* _PROBLEM STATEMENT_: State how many lines hold the string "impresión". Give the number and nothing else.

* _MATERIALS PROVIDED_:

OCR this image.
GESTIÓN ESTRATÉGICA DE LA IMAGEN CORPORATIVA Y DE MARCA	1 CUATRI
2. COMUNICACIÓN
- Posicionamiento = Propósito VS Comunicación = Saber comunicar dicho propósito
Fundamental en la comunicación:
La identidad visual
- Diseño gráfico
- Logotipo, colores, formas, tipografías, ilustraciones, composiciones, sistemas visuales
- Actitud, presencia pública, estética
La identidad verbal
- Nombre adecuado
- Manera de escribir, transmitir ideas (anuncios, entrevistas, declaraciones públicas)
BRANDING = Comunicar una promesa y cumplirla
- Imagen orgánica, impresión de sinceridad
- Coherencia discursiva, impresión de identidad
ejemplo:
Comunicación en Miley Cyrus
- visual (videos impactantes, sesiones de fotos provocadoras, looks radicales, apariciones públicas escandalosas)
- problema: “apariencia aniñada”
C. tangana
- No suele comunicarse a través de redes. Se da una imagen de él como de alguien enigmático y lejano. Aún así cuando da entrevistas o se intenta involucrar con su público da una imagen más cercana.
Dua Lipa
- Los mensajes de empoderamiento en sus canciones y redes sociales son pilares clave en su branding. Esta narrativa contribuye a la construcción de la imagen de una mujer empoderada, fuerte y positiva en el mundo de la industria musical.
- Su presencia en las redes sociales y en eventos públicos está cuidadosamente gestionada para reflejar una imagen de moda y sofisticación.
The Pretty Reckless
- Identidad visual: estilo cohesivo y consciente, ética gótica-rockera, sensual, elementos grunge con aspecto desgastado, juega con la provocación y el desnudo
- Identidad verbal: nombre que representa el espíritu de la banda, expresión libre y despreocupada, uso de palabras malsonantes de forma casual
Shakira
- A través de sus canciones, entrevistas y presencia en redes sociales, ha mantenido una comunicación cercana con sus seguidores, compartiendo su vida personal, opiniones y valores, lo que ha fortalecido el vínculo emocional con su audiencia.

--

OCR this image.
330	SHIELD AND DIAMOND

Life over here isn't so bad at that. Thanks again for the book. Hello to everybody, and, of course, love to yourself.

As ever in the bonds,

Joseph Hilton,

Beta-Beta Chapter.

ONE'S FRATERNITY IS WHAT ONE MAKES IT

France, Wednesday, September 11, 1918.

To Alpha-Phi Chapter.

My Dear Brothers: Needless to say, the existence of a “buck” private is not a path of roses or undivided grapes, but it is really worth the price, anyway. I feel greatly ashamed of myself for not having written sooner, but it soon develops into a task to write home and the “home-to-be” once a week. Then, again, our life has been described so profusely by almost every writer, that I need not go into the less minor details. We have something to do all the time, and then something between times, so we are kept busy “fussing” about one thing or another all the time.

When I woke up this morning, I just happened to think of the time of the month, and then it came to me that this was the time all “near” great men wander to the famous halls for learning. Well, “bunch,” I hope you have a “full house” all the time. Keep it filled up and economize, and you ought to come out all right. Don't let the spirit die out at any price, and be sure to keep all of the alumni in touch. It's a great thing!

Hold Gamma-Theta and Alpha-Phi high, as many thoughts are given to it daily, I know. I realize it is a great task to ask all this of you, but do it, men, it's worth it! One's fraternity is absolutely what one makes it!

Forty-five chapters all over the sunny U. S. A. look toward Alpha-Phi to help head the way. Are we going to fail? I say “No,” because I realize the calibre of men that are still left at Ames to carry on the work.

* _FINAL ANSWER_: 2